WRITTEN PROBLEM: Do not include the pictures; repeat the rest of the data exactly.
begin DATA LISTING
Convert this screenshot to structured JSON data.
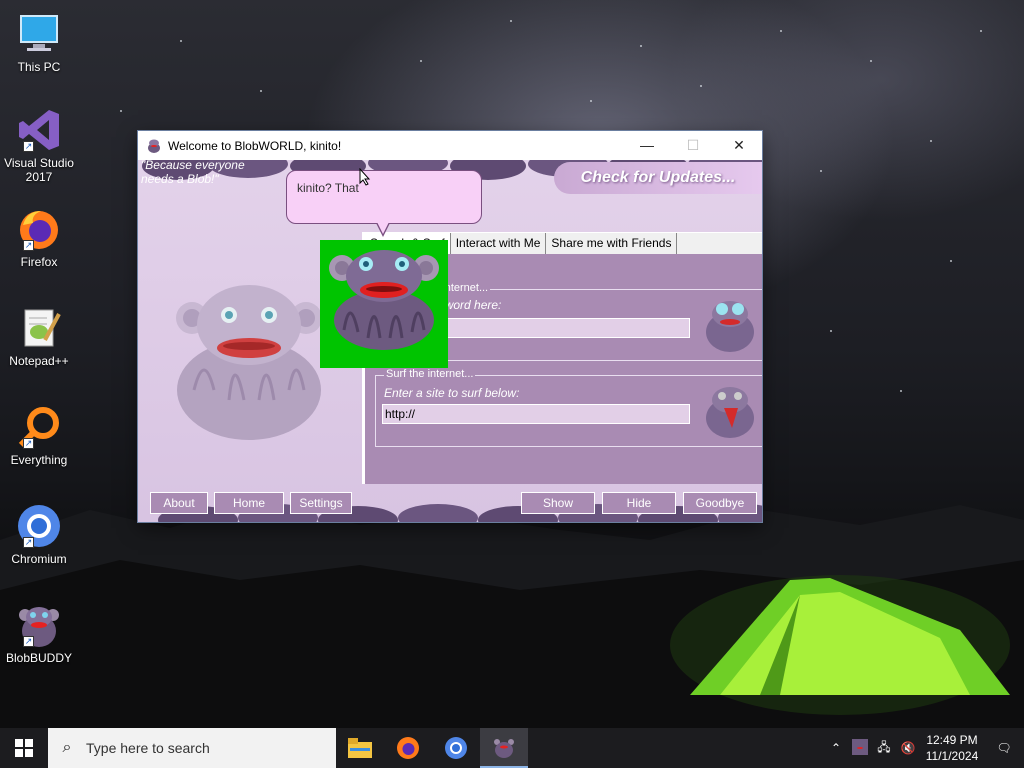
{
  "desktop": {
    "icons": [
      {
        "label": "This PC"
      },
      {
        "label": "Visual Studio 2017"
      },
      {
        "label": "Firefox"
      },
      {
        "label": "Notepad++"
      },
      {
        "label": "Everything"
      },
      {
        "label": "Chromium"
      },
      {
        "label": "BlobBUDDY"
      }
    ]
  },
  "window": {
    "title": "Welcome to BlobWORLD, kinito!",
    "slogan_line1": "\"Because everyone",
    "slogan_line2": "needs a Blob!\"",
    "update_button": "Check for Updates...",
    "tabs": [
      "Search & Surf",
      "Interact with Me",
      "Share me with Friends"
    ],
    "search_group": {
      "legend": "Search the internet...",
      "hint": "Enter a keyword here:",
      "value": ""
    },
    "surf_group": {
      "legend": "Surf the internet...",
      "hint": "Enter a site to surf below:",
      "value": "http://"
    },
    "buttons": {
      "about": "About",
      "home": "Home",
      "settings": "Settings",
      "show": "Show",
      "hide": "Hide",
      "goodbye": "Goodbye"
    }
  },
  "speech_bubble": {
    "text": "kinito? That"
  },
  "taskbar": {
    "search_placeholder": "Type here to search",
    "time": "12:49 PM",
    "date": "11/1/2024"
  },
  "colors": {
    "window_bg": "#e3d2ea",
    "panel_bg": "#a98bb3",
    "bubble_bg": "#f8d0f7",
    "green_screen": "#00c400"
  }
}
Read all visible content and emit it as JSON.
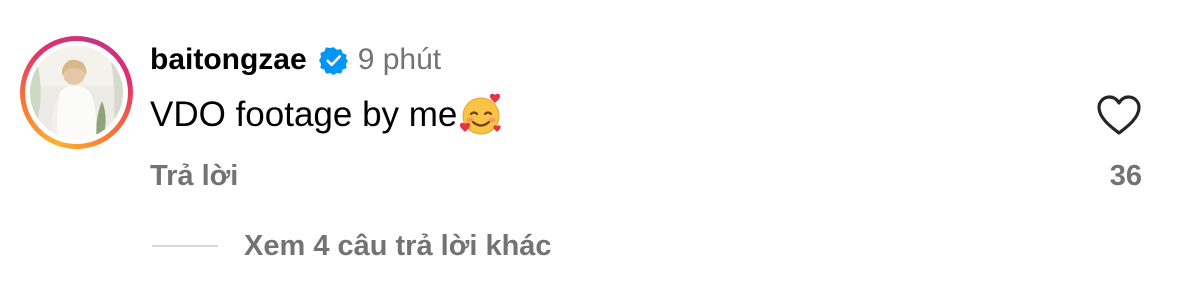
{
  "comment": {
    "username": "baitongzae",
    "verified": true,
    "timestamp": "9 phút",
    "text": "VDO footage by me",
    "text_emoji": "smiling-face-with-hearts",
    "reply_label": "Trả lời",
    "like_count": "36",
    "view_replies_label": "Xem 4 câu trả lời khác"
  },
  "icons": {
    "verified": "verified-badge-icon",
    "like": "heart-outline-icon"
  },
  "colors": {
    "verified_blue": "#0095f6",
    "secondary_text": "#737373",
    "story_ring_start": "#fbb12d",
    "story_ring_end": "#c13584"
  }
}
end DATA LISTING
ANSWER TO THE TASK:
Convert this screenshot to structured JSON data.
{
  "desktop": {
    "icons": [
      {
        "label": "This PC"
      },
      {
        "label": "Visual Studio 2017"
      },
      {
        "label": "Firefox"
      },
      {
        "label": "Notepad++"
      },
      {
        "label": "Everything"
      },
      {
        "label": "Chromium"
      },
      {
        "label": "BlobBUDDY"
      }
    ]
  },
  "window": {
    "title": "Welcome to BlobWORLD, kinito!",
    "slogan_line1": "\"Because everyone",
    "slogan_line2": "needs a Blob!\"",
    "update_button": "Check for Updates...",
    "tabs": [
      "Search & Surf",
      "Interact with Me",
      "Share me with Friends"
    ],
    "search_group": {
      "legend": "Search the internet...",
      "hint": "Enter a keyword here:",
      "value": ""
    },
    "surf_group": {
      "legend": "Surf the internet...",
      "hint": "Enter a site to surf below:",
      "value": "http://"
    },
    "buttons": {
      "about": "About",
      "home": "Home",
      "settings": "Settings",
      "show": "Show",
      "hide": "Hide",
      "goodbye": "Goodbye"
    }
  },
  "speech_bubble": {
    "text": "kinito? That"
  },
  "taskbar": {
    "search_placeholder": "Type here to search",
    "time": "12:49 PM",
    "date": "11/1/2024"
  },
  "colors": {
    "window_bg": "#e3d2ea",
    "panel_bg": "#a98bb3",
    "bubble_bg": "#f8d0f7",
    "green_screen": "#00c400"
  }
}
Read all visible content and emit it as JSON.
{
  "comment": {
    "username": "baitongzae",
    "verified": true,
    "timestamp": "9 phút",
    "text": "VDO footage by me",
    "text_emoji": "smiling-face-with-hearts",
    "reply_label": "Trả lời",
    "like_count": "36",
    "view_replies_label": "Xem 4 câu trả lời khác"
  },
  "icons": {
    "verified": "verified-badge-icon",
    "like": "heart-outline-icon"
  },
  "colors": {
    "verified_blue": "#0095f6",
    "secondary_text": "#737373",
    "story_ring_start": "#fbb12d",
    "story_ring_end": "#c13584"
  }
}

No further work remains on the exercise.